Provided records:
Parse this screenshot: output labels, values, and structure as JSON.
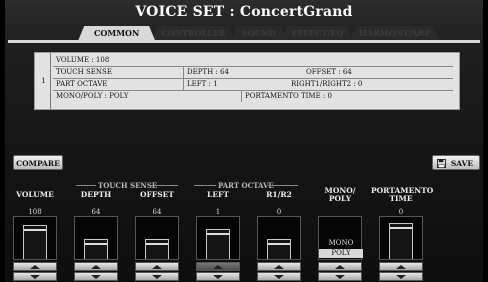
{
  "window": {
    "title": "VOICE SET : ConcertGrand"
  },
  "tabs": [
    {
      "label": "COMMON"
    },
    {
      "label": "CONTROLLER"
    },
    {
      "label": "SOUND"
    },
    {
      "label": "EFFECT/EQ"
    },
    {
      "label": "HARMONY/ARP"
    }
  ],
  "info": {
    "number": "1",
    "volume": "VOLUME : 108",
    "touch_sense": "TOUCH SENSE",
    "depth": "DEPTH : 64",
    "offset": "OFFSET : 64",
    "part_octave": "PART OCTAVE",
    "left": "LEFT : 1",
    "right": "RIGHT1/RIGHT2 : 0",
    "mono_poly": "MONO/POLY : POLY",
    "portamento": "PORTAMENTO TIME : 0"
  },
  "buttons": {
    "compare": "COMPARE",
    "save": "SAVE"
  },
  "groups": {
    "touch_sense": "TOUCH SENSE",
    "part_octave": "PART OCTAVE"
  },
  "params": {
    "volume": {
      "label": "VOLUME",
      "value": "108",
      "level": 0.85
    },
    "depth": {
      "label": "DEPTH",
      "value": "64",
      "level": 0.5
    },
    "offset": {
      "label": "OFFSET",
      "value": "64",
      "level": 0.5
    },
    "left": {
      "label": "LEFT",
      "value": "1",
      "level": 0.75
    },
    "r1r2": {
      "label": "R1/R2",
      "value": "0",
      "level": 0.5
    },
    "monopoly": {
      "label": "MONO/\nPOLY",
      "options": [
        "MONO",
        "POLY"
      ],
      "selected": "POLY"
    },
    "portamento": {
      "label": "PORTAMENTO\nTIME",
      "value": "0",
      "level": 0.9
    }
  }
}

Problem description:
Reproduce each line exactly, please, except for any pictures.

Answer to the exercise:
Parse this screenshot: output labels, values, and structure as JSON.
{
  "window": {
    "title": "VOICE SET : ConcertGrand"
  },
  "tabs": [
    {
      "label": "COMMON"
    },
    {
      "label": "CONTROLLER"
    },
    {
      "label": "SOUND"
    },
    {
      "label": "EFFECT/EQ"
    },
    {
      "label": "HARMONY/ARP"
    }
  ],
  "info": {
    "number": "1",
    "volume": "VOLUME : 108",
    "touch_sense": "TOUCH SENSE",
    "depth": "DEPTH : 64",
    "offset": "OFFSET : 64",
    "part_octave": "PART OCTAVE",
    "left": "LEFT : 1",
    "right": "RIGHT1/RIGHT2 : 0",
    "mono_poly": "MONO/POLY : POLY",
    "portamento": "PORTAMENTO TIME : 0"
  },
  "buttons": {
    "compare": "COMPARE",
    "save": "SAVE"
  },
  "groups": {
    "touch_sense": "TOUCH SENSE",
    "part_octave": "PART OCTAVE"
  },
  "params": {
    "volume": {
      "label": "VOLUME",
      "value": "108",
      "level": 0.85
    },
    "depth": {
      "label": "DEPTH",
      "value": "64",
      "level": 0.5
    },
    "offset": {
      "label": "OFFSET",
      "value": "64",
      "level": 0.5
    },
    "left": {
      "label": "LEFT",
      "value": "1",
      "level": 0.75
    },
    "r1r2": {
      "label": "R1/R2",
      "value": "0",
      "level": 0.5
    },
    "monopoly": {
      "label": "MONO/\nPOLY",
      "options": [
        "MONO",
        "POLY"
      ],
      "selected": "POLY"
    },
    "portamento": {
      "label": "PORTAMENTO\nTIME",
      "value": "0",
      "level": 0.9
    }
  }
}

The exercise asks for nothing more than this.